-------- Dataset entries
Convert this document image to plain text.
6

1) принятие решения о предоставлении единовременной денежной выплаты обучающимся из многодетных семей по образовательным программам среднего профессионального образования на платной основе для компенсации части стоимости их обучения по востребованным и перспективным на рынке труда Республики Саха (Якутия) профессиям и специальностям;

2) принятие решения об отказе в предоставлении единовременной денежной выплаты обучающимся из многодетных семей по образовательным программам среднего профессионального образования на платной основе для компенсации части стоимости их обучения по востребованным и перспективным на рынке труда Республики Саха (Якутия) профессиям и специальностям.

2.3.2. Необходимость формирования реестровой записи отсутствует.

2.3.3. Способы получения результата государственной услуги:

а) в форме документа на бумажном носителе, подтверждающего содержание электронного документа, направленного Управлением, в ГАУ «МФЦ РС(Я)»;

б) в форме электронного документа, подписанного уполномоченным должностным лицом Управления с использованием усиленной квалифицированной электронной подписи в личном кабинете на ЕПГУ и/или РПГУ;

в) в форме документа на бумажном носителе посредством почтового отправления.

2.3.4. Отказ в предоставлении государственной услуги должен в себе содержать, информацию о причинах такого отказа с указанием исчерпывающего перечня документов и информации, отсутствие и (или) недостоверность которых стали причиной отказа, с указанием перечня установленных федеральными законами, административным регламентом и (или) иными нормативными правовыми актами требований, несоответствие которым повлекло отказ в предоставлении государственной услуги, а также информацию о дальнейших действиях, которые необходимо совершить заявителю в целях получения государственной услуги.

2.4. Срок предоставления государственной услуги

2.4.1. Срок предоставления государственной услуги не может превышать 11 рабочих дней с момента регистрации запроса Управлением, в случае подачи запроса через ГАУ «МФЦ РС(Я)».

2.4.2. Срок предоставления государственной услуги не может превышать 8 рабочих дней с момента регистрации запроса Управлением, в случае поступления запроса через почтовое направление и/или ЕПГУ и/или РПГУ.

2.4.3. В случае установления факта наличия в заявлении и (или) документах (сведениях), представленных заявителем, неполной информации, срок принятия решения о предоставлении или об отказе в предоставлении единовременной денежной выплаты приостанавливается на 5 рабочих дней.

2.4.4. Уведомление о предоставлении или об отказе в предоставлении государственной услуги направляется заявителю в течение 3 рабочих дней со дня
----------------
Goal
Above are the records; copy all of them exactly.

Complete answer
Convert this document image to plain text.
6

1) принятие решения о предоставлении единовременной денежной выплаты обучающимся из многодетных семей по образовательным программам среднего профессионального образования на платной основе для компенсации части стоимости их обучения по востребованным и перспективным на рынке труда Республики Саха (Якутия) профессиям и специальностям;

2) принятие решения об отказе в предоставлении единовременной денежной выплаты обучающимся из многодетных семей по образовательным программам среднего профессионального образования на платной основе для компенсации части стоимости их обучения по востребованным и перспективным на рынке труда Республики Саха (Якутия) профессиям и специальностям.

2.3.2. Необходимость формирования реестровой записи отсутствует.

2.3.3. Способы получения результата государственной услуги:

а) в форме документа на бумажном носителе, подтверждающего содержание электронного документа, направленного Управлением, в ГАУ «МФЦ РС(Я)»;

б) в форме электронного документа, подписанного уполномоченным должностным лицом Управления с использованием усиленной квалифицированной электронной подписи в личном кабинете на ЕПГУ и/или РПГУ;

в) в форме документа на бумажном носителе посредством почтового отправления.

2.3.4. Отказ в предоставлении государственной услуги должен в себе содержать, информацию о причинах такого отказа с указанием исчерпывающего перечня документов и информации, отсутствие и (или) недостоверность которых стали причиной отказа, с указанием перечня установленных федеральными законами, административным регламентом и (или) иными нормативными правовыми актами требований, несоответствие которым повлекло отказ в предоставлении государственной услуги, а также информацию о дальнейших действиях, которые необходимо совершить заявителю в целях получения государственной услуги.

2.4. Срок предоставления государственной услуги

2.4.1. Срок предоставления государственной услуги не может превышать 11 рабочих дней с момента регистрации запроса Управлением, в случае подачи запроса через ГАУ «МФЦ РС(Я)».

2.4.2. Срок предоставления государственной услуги не может превышать 8 рабочих дней с момента регистрации запроса Управлением, в случае поступления запроса через почтовое направление и/или ЕПГУ и/или РПГУ.

2.4.3. В случае установления факта наличия в заявлении и (или) документах (сведениях), представленных заявителем, неполной информации, срок принятия решения о предоставлении или об отказе в предоставлении единовременной денежной выплаты приостанавливается на 5 рабочих дней.

2.4.4. Уведомление о предоставлении или об отказе в предоставлении государственной услуги направляется заявителю в течение 3 рабочих дней со дня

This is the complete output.